(Excerpt from a dataset)
* * * * *

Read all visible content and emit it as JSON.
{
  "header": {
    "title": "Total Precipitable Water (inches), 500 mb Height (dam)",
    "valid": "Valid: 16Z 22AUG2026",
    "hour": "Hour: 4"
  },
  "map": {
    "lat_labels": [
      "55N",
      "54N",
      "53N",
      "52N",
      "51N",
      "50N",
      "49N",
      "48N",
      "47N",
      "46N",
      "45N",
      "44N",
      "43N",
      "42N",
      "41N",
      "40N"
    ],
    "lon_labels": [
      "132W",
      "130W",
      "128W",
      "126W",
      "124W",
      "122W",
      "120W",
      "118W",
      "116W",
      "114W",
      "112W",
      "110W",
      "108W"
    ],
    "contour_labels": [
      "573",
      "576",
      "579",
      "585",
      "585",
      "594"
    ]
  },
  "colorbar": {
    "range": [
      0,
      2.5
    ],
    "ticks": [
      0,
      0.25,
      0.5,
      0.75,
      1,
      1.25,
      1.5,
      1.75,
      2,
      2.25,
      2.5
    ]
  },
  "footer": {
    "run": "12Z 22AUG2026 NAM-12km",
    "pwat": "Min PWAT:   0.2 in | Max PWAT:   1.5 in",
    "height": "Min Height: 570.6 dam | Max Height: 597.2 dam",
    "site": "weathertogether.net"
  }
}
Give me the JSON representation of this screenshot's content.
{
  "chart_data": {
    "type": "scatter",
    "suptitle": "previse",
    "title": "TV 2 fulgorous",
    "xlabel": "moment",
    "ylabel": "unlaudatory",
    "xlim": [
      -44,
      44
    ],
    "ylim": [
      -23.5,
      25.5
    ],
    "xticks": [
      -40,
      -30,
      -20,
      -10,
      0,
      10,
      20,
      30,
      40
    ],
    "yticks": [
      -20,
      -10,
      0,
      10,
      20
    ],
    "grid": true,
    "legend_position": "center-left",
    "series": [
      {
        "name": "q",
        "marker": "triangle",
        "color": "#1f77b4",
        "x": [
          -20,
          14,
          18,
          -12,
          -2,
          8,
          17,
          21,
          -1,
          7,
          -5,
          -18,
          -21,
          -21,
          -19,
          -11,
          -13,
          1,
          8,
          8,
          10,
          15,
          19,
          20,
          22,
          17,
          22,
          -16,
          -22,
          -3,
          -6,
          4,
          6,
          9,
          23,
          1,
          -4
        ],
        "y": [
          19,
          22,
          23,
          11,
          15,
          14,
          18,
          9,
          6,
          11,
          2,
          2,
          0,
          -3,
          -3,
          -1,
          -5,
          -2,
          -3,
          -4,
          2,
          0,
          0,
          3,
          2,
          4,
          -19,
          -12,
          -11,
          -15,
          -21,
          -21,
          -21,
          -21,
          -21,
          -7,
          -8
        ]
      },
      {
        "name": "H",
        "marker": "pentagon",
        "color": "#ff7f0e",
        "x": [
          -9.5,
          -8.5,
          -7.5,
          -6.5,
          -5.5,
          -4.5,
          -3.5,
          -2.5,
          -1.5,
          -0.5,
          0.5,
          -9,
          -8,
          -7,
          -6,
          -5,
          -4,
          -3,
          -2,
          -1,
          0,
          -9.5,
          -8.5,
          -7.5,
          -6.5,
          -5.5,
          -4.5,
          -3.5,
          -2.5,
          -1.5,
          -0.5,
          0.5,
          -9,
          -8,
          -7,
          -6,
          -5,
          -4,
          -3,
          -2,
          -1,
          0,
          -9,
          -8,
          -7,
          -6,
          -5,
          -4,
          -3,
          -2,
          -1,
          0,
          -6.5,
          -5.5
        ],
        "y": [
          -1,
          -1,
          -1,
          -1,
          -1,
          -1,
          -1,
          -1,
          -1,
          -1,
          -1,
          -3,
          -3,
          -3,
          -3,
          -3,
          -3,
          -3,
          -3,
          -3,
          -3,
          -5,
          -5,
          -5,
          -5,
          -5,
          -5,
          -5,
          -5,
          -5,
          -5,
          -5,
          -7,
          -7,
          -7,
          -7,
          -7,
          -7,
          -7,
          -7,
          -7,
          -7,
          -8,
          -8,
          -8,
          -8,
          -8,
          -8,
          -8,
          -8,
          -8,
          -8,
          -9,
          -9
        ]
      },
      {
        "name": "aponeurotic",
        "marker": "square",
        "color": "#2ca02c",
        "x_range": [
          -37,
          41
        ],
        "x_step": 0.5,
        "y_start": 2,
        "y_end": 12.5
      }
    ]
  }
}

* * * * *

Select and copy each line from the data that includes the word "content".

Read all visible content and emit it as JSON.
Give me the JSON representation of this screenshot's content.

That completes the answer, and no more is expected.